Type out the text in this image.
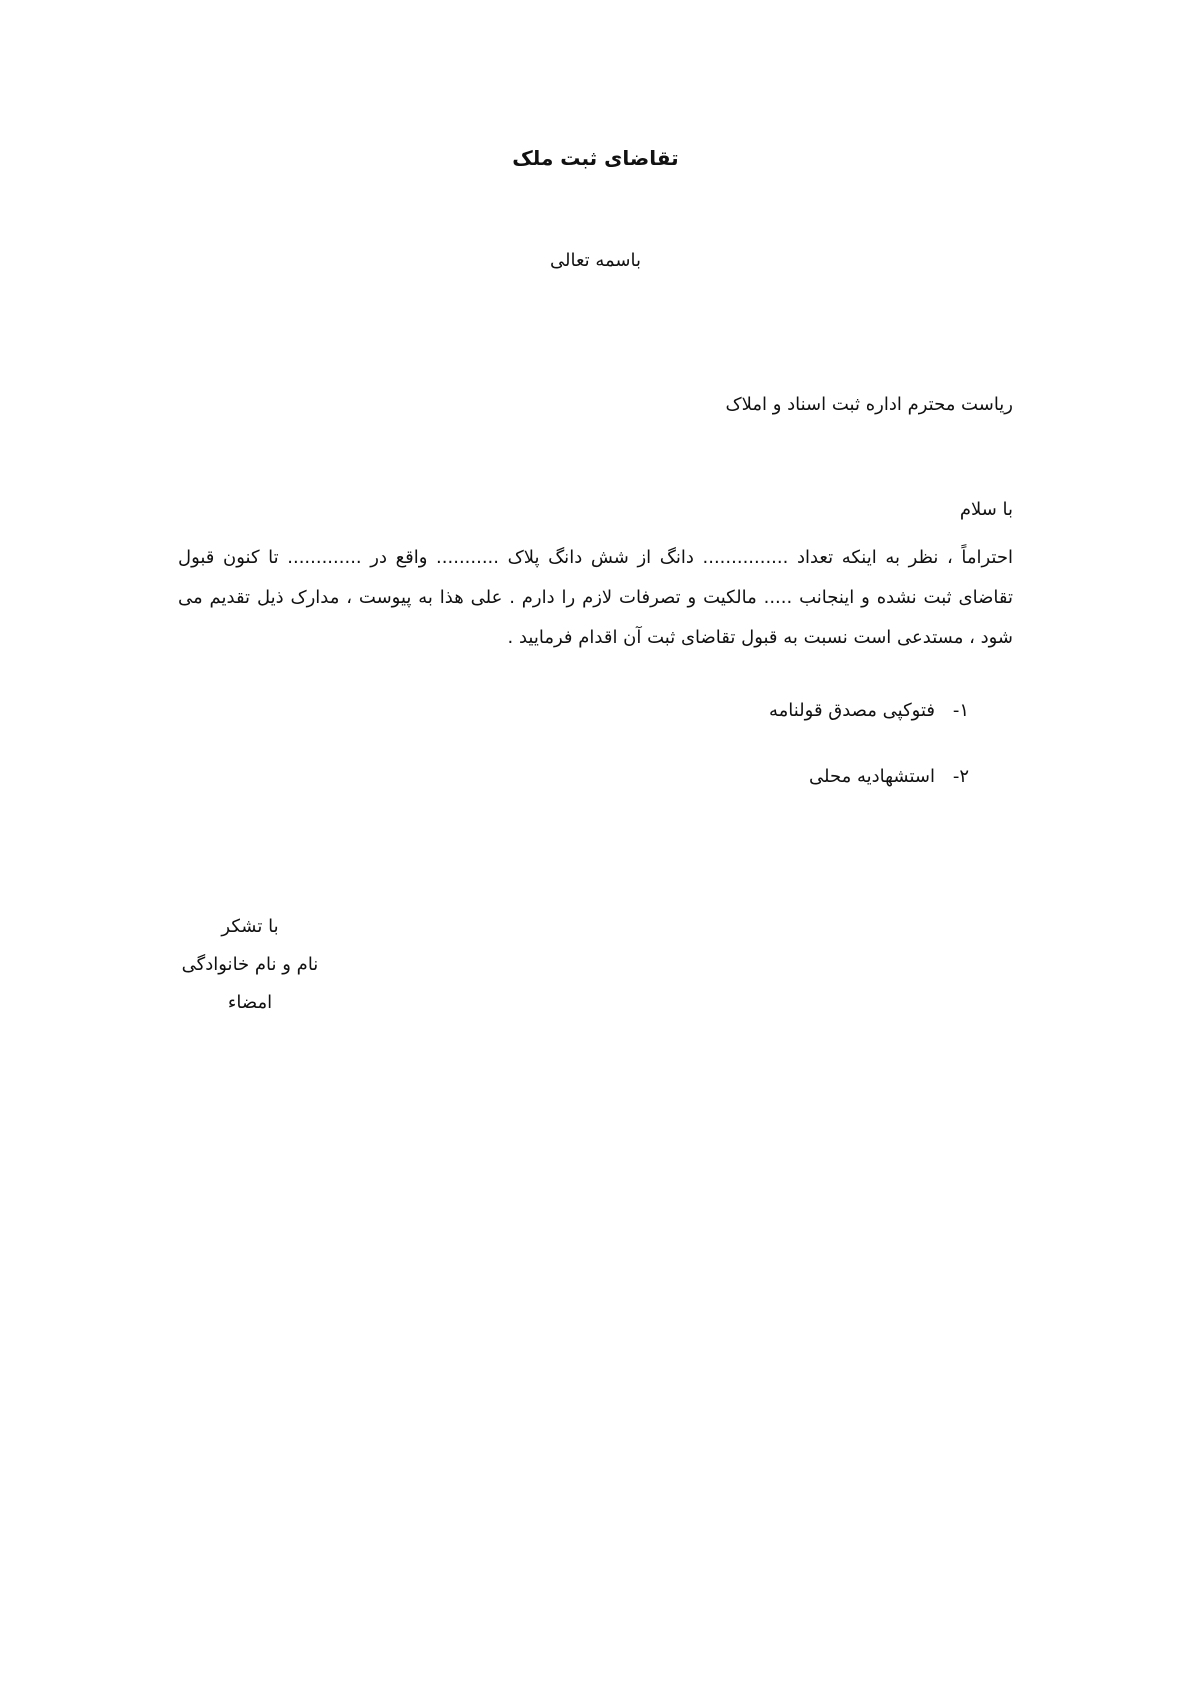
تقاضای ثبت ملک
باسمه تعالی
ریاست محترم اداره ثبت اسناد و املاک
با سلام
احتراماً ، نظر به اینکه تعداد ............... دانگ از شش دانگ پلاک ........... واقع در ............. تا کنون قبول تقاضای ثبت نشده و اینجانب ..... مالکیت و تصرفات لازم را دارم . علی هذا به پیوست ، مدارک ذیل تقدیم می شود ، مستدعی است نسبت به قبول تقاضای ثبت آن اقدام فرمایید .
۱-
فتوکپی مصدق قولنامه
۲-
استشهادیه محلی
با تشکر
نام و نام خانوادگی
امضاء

##############################

* _Short task_: Pictures appear in the records above. Output everything except them, exactly.

* _Correct result_:
Type out the text in this image.
تقاضای ثبت ملک
باسمه تعالی
ریاست محترم اداره ثبت اسناد و املاک
با سلام
احتراماً ، نظر به اینکه تعداد ............... دانگ از شش دانگ پلاک ........... واقع در ............. تا کنون قبول تقاضای ثبت نشده و اینجانب ..... مالکیت و تصرفات لازم را دارم . علی هذا به پیوست ، مدارک ذیل تقدیم می شود ، مستدعی است نسبت به قبول تقاضای ثبت آن اقدام فرمایید .
۱-
فتوکپی مصدق قولنامه
۲-
استشهادیه محلی
با تشکر
نام و نام خانوادگی
امضاء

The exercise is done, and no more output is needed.